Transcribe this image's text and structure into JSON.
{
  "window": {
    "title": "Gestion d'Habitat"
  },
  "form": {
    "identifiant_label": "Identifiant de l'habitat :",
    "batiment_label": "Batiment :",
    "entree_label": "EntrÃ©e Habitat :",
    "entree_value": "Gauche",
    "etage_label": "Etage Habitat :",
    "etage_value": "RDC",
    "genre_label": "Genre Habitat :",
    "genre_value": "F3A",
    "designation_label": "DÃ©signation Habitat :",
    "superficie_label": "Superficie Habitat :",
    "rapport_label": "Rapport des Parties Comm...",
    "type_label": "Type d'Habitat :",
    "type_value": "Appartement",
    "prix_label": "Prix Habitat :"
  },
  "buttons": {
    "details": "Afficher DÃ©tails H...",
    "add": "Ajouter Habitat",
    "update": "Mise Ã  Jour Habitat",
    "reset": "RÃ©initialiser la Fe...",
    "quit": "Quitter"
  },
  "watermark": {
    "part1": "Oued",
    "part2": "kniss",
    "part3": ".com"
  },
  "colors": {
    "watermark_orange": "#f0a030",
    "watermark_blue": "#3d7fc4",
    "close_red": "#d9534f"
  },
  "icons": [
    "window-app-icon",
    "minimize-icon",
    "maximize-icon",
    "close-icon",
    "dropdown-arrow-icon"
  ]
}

——————————

Written problem: Each record above should be restated word for word.

Solution for this problem:
Transcribe this image's text and structure into JSON.
{
  "window": {
    "title": "Gestion d'Habitat"
  },
  "form": {
    "identifiant_label": "Identifiant de l'habitat :",
    "batiment_label": "Batiment :",
    "entree_label": "EntrÃ©e Habitat :",
    "entree_value": "Gauche",
    "etage_label": "Etage Habitat :",
    "etage_value": "RDC",
    "genre_label": "Genre Habitat :",
    "genre_value": "F3A",
    "designation_label": "DÃ©signation Habitat :",
    "superficie_label": "Superficie Habitat :",
    "rapport_label": "Rapport des Parties Comm...",
    "type_label": "Type d'Habitat :",
    "type_value": "Appartement",
    "prix_label": "Prix Habitat :"
  },
  "buttons": {
    "details": "Afficher DÃ©tails H...",
    "add": "Ajouter Habitat",
    "update": "Mise Ã  Jour Habitat",
    "reset": "RÃ©initialiser la Fe...",
    "quit": "Quitter"
  },
  "watermark": {
    "part1": "Oued",
    "part2": "kniss",
    "part3": ".com"
  },
  "colors": {
    "watermark_orange": "#f0a030",
    "watermark_blue": "#3d7fc4",
    "close_red": "#d9534f"
  },
  "icons": [
    "window-app-icon",
    "minimize-icon",
    "maximize-icon",
    "close-icon",
    "dropdown-arrow-icon"
  ]
}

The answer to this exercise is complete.